• **WHAT THE EXERCISE ASKS**
For each line of the data below that holds "orange", copy the line.

• **INFORMATION PROVIDED**
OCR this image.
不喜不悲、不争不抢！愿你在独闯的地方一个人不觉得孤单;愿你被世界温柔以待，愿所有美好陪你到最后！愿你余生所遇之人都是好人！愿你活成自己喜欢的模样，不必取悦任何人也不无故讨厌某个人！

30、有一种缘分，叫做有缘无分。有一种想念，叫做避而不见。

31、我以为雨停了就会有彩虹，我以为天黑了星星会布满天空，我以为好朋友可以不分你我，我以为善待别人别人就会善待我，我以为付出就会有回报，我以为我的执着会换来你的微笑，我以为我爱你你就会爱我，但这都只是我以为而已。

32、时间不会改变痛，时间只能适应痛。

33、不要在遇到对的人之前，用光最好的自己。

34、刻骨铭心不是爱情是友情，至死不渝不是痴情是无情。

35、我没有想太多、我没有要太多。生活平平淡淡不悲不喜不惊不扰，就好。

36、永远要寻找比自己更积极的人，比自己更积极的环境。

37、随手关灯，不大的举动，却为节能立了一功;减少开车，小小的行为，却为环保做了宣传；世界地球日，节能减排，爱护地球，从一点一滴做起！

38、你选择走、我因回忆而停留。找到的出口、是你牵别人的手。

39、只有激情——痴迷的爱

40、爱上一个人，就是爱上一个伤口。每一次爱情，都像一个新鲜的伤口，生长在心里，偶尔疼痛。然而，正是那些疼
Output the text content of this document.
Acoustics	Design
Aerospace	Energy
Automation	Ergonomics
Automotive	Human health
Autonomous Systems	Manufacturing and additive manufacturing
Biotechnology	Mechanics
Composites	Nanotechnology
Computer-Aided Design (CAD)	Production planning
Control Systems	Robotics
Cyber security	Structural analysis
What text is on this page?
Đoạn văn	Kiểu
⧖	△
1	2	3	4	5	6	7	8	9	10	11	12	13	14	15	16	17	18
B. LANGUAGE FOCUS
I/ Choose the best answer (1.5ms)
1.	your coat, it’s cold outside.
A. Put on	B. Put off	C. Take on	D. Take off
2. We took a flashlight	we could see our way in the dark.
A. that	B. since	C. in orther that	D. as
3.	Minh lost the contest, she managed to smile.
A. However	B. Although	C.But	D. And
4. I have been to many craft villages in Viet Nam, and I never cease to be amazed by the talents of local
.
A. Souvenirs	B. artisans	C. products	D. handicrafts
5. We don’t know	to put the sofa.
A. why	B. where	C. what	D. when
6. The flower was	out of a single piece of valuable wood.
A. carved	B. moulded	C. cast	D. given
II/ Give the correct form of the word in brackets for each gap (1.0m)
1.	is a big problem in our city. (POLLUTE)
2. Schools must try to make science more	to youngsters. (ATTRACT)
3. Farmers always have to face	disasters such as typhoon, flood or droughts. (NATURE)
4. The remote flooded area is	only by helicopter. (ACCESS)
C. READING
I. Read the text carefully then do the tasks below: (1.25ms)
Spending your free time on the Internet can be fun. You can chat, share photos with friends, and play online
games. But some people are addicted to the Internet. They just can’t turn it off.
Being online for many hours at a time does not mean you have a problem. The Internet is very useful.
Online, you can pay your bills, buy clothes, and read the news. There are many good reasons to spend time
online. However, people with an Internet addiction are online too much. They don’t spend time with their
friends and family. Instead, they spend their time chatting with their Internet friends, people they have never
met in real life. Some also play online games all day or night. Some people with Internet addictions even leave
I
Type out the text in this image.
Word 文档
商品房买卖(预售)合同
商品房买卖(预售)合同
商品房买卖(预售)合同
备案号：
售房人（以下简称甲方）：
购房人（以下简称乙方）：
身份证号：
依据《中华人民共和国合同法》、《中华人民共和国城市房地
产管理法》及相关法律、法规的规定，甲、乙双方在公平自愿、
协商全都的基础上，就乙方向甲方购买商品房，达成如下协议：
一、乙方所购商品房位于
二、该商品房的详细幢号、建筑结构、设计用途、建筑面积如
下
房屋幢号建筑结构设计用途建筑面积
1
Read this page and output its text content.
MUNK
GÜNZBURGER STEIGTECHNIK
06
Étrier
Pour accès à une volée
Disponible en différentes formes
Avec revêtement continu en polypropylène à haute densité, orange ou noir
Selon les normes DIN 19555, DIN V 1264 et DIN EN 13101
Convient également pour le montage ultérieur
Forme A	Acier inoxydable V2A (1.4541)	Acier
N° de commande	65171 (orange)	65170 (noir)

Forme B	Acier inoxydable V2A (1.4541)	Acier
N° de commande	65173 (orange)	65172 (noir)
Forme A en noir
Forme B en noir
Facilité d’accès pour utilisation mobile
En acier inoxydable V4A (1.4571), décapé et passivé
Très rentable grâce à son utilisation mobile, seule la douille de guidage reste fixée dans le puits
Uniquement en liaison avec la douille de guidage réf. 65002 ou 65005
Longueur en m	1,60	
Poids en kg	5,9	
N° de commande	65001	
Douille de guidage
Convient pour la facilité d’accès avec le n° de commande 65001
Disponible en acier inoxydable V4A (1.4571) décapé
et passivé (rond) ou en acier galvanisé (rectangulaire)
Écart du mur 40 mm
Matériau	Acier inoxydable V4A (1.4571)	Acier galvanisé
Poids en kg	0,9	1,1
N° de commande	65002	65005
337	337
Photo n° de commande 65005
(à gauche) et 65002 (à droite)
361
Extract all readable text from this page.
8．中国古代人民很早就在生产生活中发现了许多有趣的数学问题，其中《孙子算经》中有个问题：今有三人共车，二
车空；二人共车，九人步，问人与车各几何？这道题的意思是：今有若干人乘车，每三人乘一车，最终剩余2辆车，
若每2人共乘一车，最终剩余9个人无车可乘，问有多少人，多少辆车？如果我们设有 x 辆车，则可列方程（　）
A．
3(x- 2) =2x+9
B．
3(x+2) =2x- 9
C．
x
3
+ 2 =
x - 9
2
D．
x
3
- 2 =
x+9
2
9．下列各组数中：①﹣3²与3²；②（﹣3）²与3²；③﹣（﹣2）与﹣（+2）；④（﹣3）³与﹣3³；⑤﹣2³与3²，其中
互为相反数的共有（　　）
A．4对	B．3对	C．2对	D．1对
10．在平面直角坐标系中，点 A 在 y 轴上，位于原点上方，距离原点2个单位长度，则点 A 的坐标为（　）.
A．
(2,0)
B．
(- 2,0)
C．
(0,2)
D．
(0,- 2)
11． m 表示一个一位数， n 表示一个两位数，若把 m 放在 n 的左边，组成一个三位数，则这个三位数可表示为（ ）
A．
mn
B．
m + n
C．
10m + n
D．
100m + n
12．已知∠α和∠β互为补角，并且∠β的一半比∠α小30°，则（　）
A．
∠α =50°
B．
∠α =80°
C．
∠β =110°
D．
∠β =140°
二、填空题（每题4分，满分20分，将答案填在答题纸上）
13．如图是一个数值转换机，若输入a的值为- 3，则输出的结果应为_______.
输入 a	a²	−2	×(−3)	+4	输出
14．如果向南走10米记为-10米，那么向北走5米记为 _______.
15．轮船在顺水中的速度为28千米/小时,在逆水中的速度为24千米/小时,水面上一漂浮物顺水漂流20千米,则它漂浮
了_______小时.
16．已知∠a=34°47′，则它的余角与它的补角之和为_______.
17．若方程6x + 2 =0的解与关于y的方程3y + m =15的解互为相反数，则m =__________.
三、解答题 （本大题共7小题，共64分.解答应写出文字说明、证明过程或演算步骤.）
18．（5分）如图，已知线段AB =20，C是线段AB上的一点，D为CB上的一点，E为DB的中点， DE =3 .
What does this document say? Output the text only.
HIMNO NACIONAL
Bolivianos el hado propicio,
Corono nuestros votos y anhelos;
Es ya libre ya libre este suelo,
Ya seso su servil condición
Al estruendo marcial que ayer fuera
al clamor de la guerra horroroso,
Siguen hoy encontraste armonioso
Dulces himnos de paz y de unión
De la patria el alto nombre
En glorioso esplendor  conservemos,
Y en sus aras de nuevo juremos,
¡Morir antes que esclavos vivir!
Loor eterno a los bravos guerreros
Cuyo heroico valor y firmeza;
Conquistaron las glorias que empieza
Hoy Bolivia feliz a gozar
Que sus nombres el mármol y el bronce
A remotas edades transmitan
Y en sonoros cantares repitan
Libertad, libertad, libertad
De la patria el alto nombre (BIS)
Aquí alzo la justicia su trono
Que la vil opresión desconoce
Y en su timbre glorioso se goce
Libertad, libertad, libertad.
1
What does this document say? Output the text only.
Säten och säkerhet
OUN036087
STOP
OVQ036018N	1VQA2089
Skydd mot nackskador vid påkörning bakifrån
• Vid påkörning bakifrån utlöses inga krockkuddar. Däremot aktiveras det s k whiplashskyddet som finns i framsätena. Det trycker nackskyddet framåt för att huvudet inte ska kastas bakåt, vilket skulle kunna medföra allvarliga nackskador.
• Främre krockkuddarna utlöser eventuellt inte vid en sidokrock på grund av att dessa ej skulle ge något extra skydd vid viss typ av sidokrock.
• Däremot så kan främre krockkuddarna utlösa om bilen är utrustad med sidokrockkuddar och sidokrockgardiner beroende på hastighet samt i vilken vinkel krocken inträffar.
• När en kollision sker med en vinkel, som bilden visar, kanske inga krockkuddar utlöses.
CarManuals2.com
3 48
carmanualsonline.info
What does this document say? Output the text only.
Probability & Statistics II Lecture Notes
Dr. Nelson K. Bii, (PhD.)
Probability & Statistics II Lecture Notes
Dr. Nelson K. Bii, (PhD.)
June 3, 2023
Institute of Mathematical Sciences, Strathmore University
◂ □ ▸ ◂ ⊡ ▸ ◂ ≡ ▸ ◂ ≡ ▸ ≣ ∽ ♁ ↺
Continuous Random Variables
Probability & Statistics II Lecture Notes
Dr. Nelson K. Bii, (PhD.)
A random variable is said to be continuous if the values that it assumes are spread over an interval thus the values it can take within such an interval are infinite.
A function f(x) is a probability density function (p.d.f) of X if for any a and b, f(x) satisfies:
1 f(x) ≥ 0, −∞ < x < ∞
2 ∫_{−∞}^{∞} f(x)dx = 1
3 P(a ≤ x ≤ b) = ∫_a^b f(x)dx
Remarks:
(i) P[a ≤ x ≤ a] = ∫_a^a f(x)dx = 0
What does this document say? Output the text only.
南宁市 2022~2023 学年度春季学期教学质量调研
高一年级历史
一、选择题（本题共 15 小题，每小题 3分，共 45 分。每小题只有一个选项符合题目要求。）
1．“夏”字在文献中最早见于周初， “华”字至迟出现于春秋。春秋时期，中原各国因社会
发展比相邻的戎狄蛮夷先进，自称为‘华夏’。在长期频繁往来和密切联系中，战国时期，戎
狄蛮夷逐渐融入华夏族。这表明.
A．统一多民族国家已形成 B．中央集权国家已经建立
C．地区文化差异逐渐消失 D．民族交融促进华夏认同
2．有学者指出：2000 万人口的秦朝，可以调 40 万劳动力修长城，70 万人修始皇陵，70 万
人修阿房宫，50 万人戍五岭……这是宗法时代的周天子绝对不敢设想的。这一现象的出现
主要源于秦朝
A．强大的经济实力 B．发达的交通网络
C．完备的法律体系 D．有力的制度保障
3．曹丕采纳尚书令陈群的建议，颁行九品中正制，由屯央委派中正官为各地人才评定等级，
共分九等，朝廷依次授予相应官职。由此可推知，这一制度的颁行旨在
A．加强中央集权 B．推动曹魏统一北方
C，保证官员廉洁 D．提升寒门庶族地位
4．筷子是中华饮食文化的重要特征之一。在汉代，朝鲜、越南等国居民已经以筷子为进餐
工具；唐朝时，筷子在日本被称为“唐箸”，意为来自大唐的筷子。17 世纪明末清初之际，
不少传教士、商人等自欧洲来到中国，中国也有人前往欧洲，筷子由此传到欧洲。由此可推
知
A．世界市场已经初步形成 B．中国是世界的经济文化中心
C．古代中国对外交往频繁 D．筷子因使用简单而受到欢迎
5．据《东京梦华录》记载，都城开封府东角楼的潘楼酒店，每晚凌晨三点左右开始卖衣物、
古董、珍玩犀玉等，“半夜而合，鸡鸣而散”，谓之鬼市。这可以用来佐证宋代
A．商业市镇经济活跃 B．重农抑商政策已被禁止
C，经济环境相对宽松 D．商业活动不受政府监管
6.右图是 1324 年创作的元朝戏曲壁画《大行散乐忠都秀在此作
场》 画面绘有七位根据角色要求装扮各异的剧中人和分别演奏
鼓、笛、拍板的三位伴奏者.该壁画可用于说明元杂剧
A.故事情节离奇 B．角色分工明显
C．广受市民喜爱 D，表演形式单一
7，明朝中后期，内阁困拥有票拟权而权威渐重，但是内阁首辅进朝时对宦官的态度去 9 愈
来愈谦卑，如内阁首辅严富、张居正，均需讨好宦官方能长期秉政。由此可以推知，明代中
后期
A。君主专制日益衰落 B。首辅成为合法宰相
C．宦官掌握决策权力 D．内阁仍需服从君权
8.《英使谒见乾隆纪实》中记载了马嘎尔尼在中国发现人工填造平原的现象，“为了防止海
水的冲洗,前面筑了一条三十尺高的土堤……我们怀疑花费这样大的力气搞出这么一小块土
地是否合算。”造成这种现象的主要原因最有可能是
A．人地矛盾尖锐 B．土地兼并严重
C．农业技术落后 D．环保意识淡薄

• **FULL RESPONSE**
Avec revêtement continu en polypropylène à haute densité, orange ou noir
N° de commande	65171 (orange)	65170 (noir)
N° de commande	65173 (orange)	65172 (noir)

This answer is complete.